SHORT PROBLEM :: All the data should come back exactly as it was given.

TASK INPUTS ::
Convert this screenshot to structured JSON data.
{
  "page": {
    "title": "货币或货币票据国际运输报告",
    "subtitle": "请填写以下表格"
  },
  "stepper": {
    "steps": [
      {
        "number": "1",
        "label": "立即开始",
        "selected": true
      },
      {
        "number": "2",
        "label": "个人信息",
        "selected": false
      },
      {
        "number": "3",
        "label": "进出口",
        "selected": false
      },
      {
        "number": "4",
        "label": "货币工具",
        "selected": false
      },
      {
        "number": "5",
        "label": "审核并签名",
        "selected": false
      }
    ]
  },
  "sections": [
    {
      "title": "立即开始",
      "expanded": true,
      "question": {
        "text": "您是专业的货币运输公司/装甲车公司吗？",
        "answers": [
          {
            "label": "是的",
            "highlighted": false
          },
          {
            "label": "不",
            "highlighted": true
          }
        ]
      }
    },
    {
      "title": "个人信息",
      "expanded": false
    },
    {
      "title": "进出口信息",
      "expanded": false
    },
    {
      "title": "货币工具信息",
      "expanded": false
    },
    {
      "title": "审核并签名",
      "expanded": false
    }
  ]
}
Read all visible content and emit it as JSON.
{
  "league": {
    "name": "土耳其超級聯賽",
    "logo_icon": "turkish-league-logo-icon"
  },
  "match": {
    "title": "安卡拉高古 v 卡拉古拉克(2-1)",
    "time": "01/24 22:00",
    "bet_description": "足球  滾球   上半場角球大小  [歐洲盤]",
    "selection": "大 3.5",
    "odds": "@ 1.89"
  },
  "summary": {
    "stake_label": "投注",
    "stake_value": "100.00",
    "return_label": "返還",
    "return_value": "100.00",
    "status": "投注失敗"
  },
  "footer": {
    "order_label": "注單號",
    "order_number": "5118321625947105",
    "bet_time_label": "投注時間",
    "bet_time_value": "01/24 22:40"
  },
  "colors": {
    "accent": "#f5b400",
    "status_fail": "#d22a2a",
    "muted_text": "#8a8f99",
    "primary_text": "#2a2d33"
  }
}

SOLUTION ::
Convert this screenshot to structured JSON data.
{
  "page": {
    "title": "货币或货币票据国际运输报告",
    "subtitle": "请填写以下表格"
  },
  "stepper": {
    "steps": [
      {
        "number": "1",
        "label": "立即开始",
        "selected": true
      },
      {
        "number": "2",
        "label": "个人信息",
        "selected": false
      },
      {
        "number": "3",
        "label": "进出口",
        "selected": false
      },
      {
        "number": "4",
        "label": "货币工具",
        "selected": false
      },
      {
        "number": "5",
        "label": "审核并签名",
        "selected": false
      }
    ]
  },
  "sections": [
    {
      "title": "立即开始",
      "expanded": true,
      "question": {
        "text": "您是专业的货币运输公司/装甲车公司吗？",
        "answers": [
          {
            "label": "是的",
            "highlighted": false
          },
          {
            "label": "不",
            "highlighted": true
          }
        ]
      }
    },
    {
      "title": "个人信息",
      "expanded": false
    },
    {
      "title": "进出口信息",
      "expanded": false
    },
    {
      "title": "货币工具信息",
      "expanded": false
    },
    {
      "title": "审核并签名",
      "expanded": false
    }
  ]
}
Read all visible content and emit it as JSON.
{
  "league": {
    "name": "土耳其超級聯賽",
    "logo_icon": "turkish-league-logo-icon"
  },
  "match": {
    "title": "安卡拉高古 v 卡拉古拉克(2-1)",
    "time": "01/24 22:00",
    "bet_description": "足球  滾球   上半場角球大小  [歐洲盤]",
    "selection": "大 3.5",
    "odds": "@ 1.89"
  },
  "summary": {
    "stake_label": "投注",
    "stake_value": "100.00",
    "return_label": "返還",
    "return_value": "100.00",
    "status": "投注失敗"
  },
  "footer": {
    "order_label": "注單號",
    "order_number": "5118321625947105",
    "bet_time_label": "投注時間",
    "bet_time_value": "01/24 22:40"
  },
  "colors": {
    "accent": "#f5b400",
    "status_fail": "#d22a2a",
    "muted_text": "#8a8f99",
    "primary_text": "#2a2d33"
  }
}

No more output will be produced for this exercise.